* Start *

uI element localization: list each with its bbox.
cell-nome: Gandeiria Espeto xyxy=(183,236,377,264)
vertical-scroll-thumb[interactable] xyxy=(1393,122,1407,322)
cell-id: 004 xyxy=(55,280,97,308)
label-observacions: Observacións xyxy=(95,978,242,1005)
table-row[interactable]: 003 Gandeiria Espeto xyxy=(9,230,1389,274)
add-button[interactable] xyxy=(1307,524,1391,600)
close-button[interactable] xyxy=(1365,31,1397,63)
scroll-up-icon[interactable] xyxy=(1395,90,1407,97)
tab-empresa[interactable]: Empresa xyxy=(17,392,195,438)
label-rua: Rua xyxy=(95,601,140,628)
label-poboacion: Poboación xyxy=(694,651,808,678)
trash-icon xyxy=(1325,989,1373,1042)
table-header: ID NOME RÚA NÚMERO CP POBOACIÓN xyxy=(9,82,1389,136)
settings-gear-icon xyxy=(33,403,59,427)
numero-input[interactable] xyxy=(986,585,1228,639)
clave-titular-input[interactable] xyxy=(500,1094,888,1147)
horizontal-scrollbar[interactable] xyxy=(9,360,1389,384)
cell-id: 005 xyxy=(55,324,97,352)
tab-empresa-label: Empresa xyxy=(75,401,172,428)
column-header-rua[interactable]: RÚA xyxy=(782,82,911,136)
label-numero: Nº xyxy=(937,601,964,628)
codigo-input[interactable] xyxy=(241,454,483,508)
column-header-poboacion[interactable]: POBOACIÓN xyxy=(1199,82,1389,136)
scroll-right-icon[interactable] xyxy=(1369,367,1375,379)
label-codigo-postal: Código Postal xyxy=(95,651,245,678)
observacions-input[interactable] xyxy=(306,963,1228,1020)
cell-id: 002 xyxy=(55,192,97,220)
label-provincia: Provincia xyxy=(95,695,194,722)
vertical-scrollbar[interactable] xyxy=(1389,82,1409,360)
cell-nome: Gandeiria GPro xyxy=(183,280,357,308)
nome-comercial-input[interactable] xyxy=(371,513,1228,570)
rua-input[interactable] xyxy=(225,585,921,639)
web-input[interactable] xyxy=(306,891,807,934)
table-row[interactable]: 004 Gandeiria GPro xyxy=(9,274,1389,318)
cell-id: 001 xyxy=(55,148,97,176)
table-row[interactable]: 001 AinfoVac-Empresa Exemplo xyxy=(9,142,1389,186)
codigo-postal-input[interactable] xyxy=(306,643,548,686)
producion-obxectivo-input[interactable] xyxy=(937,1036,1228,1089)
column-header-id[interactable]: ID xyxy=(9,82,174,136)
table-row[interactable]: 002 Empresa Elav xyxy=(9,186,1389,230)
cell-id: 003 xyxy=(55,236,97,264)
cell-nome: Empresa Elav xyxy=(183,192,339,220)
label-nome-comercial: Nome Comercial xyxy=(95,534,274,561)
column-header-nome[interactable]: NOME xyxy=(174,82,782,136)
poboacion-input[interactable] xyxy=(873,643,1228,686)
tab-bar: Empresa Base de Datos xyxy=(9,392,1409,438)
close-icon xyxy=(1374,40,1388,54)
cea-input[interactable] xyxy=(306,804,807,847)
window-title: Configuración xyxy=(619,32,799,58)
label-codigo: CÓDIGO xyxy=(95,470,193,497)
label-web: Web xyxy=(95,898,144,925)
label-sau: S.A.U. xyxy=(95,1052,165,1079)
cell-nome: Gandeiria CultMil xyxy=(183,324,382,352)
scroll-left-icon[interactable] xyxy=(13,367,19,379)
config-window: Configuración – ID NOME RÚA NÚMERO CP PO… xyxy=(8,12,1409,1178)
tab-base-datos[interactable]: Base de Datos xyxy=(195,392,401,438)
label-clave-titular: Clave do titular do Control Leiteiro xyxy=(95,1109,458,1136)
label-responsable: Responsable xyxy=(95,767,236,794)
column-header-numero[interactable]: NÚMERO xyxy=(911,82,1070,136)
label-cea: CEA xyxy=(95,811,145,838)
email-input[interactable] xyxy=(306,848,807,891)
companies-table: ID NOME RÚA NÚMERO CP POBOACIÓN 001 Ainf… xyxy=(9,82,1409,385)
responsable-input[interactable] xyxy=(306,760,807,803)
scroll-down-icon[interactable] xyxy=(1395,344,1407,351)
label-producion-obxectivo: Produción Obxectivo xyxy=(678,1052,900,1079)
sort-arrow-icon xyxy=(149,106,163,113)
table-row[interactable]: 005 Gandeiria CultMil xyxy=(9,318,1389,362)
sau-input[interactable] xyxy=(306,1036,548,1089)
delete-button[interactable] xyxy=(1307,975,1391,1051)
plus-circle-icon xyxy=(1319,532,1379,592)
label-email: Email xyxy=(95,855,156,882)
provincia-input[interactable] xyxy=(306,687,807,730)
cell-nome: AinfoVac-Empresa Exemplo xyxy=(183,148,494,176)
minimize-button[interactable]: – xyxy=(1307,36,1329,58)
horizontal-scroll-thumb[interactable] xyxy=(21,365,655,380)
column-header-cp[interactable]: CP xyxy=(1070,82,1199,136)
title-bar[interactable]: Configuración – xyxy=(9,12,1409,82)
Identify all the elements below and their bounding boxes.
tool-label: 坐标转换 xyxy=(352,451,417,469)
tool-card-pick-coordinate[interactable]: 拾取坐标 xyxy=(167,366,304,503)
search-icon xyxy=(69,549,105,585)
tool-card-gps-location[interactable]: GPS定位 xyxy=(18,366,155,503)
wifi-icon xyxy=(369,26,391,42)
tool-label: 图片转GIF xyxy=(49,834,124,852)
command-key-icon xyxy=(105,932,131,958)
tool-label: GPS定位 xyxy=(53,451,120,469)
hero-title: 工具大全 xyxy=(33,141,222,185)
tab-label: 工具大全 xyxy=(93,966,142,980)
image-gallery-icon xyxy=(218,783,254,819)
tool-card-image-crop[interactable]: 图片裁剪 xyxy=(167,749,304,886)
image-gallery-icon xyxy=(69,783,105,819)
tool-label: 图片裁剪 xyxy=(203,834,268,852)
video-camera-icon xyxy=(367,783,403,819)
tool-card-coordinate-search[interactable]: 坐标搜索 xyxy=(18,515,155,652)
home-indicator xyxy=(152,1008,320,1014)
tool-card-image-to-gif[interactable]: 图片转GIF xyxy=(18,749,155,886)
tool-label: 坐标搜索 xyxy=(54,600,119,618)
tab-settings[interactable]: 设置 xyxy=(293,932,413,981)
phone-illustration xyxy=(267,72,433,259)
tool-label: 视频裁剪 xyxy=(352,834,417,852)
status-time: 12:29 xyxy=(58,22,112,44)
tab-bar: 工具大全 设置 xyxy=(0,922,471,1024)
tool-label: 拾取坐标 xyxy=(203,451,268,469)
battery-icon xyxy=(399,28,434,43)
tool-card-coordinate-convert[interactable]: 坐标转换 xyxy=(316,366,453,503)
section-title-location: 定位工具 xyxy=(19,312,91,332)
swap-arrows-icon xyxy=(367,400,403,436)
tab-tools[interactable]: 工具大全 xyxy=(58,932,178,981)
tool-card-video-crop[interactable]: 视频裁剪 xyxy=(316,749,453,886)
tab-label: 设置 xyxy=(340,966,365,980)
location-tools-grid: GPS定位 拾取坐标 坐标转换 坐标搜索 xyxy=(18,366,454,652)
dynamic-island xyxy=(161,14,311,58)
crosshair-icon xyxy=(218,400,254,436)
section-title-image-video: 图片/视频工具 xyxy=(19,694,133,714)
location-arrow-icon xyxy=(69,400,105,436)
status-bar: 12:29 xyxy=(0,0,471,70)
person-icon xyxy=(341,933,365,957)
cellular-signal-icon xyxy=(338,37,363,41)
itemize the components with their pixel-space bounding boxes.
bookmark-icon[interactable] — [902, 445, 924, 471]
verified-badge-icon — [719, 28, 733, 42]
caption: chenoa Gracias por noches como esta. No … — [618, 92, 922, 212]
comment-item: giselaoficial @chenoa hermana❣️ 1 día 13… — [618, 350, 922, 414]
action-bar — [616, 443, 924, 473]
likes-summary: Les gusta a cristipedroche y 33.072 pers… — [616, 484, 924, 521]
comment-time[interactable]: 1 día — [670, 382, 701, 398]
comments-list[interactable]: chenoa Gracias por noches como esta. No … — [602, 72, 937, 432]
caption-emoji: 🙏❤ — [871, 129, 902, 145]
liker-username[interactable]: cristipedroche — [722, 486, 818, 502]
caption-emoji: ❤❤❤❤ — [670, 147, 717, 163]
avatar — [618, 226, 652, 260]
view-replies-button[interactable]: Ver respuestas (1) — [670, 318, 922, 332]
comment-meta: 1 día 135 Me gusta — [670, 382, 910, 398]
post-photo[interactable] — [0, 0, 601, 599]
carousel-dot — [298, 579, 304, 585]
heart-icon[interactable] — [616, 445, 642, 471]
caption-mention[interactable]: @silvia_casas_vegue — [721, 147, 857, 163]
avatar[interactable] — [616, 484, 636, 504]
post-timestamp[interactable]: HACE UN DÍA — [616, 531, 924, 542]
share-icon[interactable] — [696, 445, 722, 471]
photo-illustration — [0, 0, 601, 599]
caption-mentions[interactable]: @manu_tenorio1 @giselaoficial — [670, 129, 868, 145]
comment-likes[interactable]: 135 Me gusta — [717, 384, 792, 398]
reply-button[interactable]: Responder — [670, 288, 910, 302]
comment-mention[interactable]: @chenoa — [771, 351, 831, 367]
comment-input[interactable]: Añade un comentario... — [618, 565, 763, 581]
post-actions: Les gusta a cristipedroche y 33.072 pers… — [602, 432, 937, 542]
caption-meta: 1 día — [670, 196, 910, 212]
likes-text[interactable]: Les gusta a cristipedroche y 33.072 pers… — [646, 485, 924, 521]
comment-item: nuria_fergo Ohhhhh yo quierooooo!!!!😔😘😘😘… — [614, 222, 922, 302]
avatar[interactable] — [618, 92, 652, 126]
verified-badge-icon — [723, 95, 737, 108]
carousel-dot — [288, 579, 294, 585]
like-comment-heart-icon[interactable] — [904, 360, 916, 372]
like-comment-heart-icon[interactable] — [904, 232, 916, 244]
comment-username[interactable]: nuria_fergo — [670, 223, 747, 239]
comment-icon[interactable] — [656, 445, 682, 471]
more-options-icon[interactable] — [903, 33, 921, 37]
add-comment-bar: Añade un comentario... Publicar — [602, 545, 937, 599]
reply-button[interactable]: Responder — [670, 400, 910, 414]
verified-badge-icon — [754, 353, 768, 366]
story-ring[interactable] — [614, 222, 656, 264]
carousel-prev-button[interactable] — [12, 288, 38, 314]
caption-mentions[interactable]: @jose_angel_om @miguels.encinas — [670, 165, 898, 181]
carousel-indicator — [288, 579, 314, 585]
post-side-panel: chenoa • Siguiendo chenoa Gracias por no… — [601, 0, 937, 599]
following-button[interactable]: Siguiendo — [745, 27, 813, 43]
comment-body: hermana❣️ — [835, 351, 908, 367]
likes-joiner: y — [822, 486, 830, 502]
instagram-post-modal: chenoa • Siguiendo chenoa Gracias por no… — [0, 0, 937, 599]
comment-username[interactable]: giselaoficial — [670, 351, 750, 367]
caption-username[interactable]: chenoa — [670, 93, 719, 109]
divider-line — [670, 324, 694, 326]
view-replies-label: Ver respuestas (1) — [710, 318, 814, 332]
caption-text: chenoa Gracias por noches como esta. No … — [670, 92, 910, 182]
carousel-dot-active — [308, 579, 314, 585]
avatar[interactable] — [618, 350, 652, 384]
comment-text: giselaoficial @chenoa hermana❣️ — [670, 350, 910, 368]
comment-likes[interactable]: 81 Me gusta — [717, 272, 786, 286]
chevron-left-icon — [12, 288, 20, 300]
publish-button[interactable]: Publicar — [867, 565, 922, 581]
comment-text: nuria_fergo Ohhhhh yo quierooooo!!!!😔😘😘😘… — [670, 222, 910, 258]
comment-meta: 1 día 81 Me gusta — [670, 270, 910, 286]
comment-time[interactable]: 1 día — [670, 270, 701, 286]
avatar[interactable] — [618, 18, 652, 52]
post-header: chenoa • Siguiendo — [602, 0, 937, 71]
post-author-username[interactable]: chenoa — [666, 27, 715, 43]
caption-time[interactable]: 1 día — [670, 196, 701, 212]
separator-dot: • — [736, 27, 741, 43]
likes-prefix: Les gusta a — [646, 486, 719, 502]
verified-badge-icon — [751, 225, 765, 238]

* End *

Turn the items into a JSON list of strings with one string per line and no blank lines. Start at the first line and end with the line that contains "add-button[interactable] xyxy=(1307,524,1391,600)".

* [WORKED SOLUTION]
[
  "uI element localization: list each with its bbox.",
  "cell-nome: Gandeiria Espeto xyxy=(183,236,377,264)",
  "vertical-scroll-thumb[interactable] xyxy=(1393,122,1407,322)",
  "cell-id: 004 xyxy=(55,280,97,308)",
  "label-observacions: Observacións xyxy=(95,978,242,1005)",
  "table-row[interactable]: 003 Gandeiria Espeto xyxy=(9,230,1389,274)",
  "add-button[interactable] xyxy=(1307,524,1391,600)"
]